=== Dataset records ===
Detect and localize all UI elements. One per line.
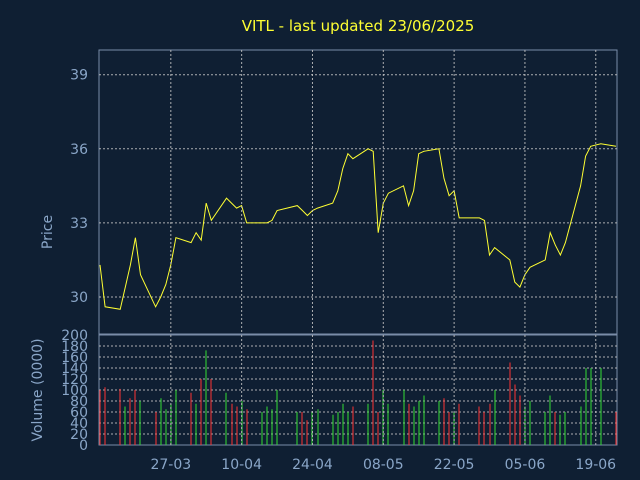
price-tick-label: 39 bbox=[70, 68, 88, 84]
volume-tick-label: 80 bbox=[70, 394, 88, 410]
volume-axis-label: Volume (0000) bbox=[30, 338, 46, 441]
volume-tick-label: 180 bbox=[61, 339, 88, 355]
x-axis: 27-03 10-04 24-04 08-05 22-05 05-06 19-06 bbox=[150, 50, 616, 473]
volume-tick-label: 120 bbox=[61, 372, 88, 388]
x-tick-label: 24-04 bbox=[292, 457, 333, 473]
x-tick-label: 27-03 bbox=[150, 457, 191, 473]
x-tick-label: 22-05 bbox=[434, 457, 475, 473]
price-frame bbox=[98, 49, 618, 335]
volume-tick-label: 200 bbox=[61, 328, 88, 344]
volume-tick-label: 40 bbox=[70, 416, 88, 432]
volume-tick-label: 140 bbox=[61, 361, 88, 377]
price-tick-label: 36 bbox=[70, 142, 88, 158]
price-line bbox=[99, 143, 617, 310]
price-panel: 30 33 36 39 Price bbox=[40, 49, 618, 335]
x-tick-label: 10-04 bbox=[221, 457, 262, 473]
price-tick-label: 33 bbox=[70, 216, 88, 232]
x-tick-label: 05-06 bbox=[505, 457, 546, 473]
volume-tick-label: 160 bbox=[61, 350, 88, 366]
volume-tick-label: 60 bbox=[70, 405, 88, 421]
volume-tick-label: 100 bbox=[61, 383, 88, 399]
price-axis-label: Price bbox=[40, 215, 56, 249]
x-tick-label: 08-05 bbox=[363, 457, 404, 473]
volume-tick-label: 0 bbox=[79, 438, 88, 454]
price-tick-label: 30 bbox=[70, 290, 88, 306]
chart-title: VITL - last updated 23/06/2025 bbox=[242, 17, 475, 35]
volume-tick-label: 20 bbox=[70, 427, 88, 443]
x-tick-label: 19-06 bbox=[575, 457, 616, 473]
===
=== Dataset records ===
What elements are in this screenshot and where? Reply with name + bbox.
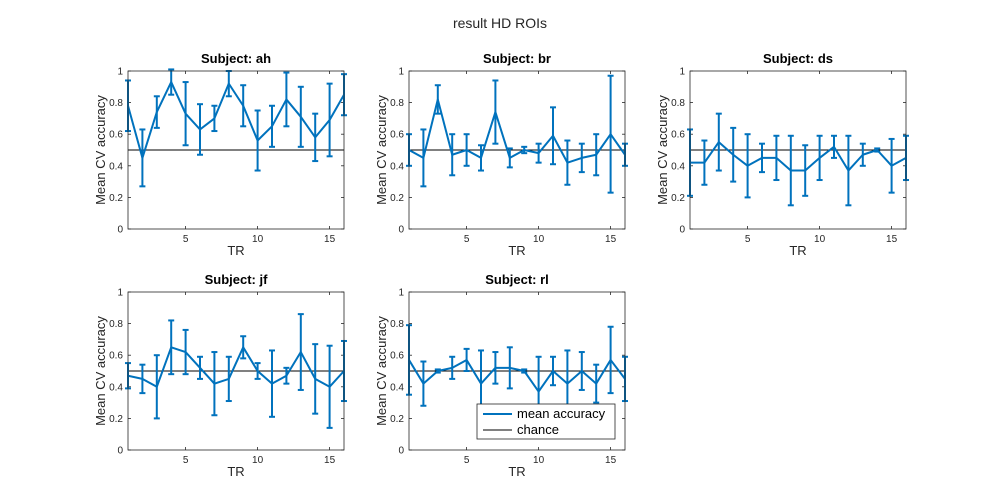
===
=== Dataset records ===
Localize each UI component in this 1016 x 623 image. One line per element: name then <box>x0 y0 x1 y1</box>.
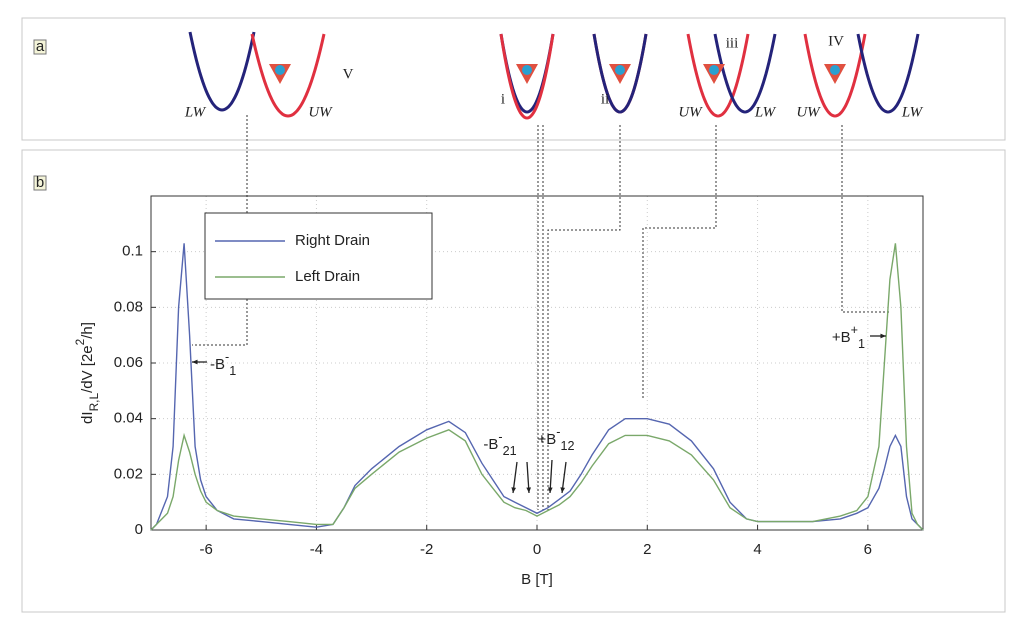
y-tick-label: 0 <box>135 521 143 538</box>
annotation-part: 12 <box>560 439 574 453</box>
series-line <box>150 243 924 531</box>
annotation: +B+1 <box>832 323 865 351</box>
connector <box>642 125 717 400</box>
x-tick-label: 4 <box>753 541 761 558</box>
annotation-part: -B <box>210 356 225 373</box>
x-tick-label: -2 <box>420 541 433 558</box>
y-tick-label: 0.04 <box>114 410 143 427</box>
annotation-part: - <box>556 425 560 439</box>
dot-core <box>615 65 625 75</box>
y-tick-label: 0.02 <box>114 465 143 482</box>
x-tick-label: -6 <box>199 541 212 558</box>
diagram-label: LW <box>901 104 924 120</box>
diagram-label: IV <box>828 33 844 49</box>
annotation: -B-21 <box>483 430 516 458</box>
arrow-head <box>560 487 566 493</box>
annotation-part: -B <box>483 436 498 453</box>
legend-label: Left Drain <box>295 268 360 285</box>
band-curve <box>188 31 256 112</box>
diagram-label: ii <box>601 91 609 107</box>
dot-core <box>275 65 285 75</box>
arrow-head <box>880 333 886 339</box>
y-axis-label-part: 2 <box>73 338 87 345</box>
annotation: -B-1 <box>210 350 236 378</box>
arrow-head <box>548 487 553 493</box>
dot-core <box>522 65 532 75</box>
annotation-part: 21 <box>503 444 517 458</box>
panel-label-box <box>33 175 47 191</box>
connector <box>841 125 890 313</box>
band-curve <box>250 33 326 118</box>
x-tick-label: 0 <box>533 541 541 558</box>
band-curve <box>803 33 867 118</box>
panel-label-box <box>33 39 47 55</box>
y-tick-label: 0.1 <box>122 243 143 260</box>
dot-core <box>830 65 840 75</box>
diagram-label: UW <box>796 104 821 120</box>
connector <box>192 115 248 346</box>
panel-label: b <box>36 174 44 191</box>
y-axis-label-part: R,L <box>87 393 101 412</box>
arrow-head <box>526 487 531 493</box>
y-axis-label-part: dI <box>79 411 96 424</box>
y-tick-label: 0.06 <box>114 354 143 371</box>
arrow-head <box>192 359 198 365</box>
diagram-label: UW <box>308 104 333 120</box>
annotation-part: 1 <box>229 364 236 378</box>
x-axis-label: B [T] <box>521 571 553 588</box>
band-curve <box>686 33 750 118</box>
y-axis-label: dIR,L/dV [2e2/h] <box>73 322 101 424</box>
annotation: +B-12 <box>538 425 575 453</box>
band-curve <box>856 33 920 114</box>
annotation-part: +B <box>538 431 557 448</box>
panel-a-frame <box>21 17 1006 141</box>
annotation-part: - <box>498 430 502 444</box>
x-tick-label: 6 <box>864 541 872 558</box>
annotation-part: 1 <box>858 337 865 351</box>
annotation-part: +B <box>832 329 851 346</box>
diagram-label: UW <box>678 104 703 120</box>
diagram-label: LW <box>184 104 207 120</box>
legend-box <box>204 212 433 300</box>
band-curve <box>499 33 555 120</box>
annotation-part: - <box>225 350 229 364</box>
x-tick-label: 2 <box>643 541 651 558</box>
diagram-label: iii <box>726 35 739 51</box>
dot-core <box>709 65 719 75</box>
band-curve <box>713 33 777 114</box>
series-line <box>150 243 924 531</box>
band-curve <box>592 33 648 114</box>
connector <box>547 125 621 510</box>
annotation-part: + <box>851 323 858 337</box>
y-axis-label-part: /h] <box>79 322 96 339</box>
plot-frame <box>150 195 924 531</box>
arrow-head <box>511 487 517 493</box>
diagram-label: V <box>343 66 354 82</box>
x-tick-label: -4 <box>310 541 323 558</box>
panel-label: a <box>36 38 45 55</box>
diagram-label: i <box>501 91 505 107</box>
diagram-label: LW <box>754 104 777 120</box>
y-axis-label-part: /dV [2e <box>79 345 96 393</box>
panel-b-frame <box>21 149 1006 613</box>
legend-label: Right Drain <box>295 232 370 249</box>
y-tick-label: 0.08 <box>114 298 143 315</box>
===
What you are asked to do: Convert the items from the line with "Detect and localize" up to and including the line with "price-tick-label: 33 bbox=[70, 216, 88, 232]" into a Markdown table with the columns "No." and "Line", giving each line its own numbered row. Skip blank lines and leave the pictures out.

Output:
| No. | Line |
|---|---|
| 1 | Detect and localize all UI elements. One per line. |
| 2 | price-tick-label: 39 bbox=[70, 68, 88, 84] |
| 3 | volume-tick-label: 80 bbox=[70, 394, 88, 410] |
| 4 | volume-axis-label: Volume (0000) bbox=[30, 338, 46, 441] |
| 5 | volume-tick-label: 180 bbox=[61, 339, 88, 355] |
| 6 | x-axis: 27-03 10-04 24-04 08-05 22-05 05-06 19-06 bbox=[150, 50, 616, 473] |
| 7 | volume-tick-label: 120 bbox=[61, 372, 88, 388] |
| 8 | x-tick-label: 24-04 bbox=[292, 457, 333, 473] |
| 9 | x-tick-label: 27-03 bbox=[150, 457, 191, 473] |
| 10 | x-tick-label: 22-05 bbox=[434, 457, 475, 473] |
| 11 | price-frame bbox=[98, 49, 618, 335] |
| 12 | volume-tick-label: 200 bbox=[61, 328, 88, 344] |
| 13 | volume-tick-label: 40 bbox=[70, 416, 88, 432] |
| 14 | volume-tick-label: 140 bbox=[61, 361, 88, 377] |
| 15 | price-tick-label: 36 bbox=[70, 142, 88, 158] |
| 16 | price-line bbox=[99, 143, 617, 310] |
| 17 | price-panel: 30 33 36 39 Price bbox=[40, 49, 618, 335] |
| 18 | x-tick-label: 10-04 bbox=[221, 457, 262, 473] |
| 19 | price-tick-label: 33 bbox=[70, 216, 88, 232] |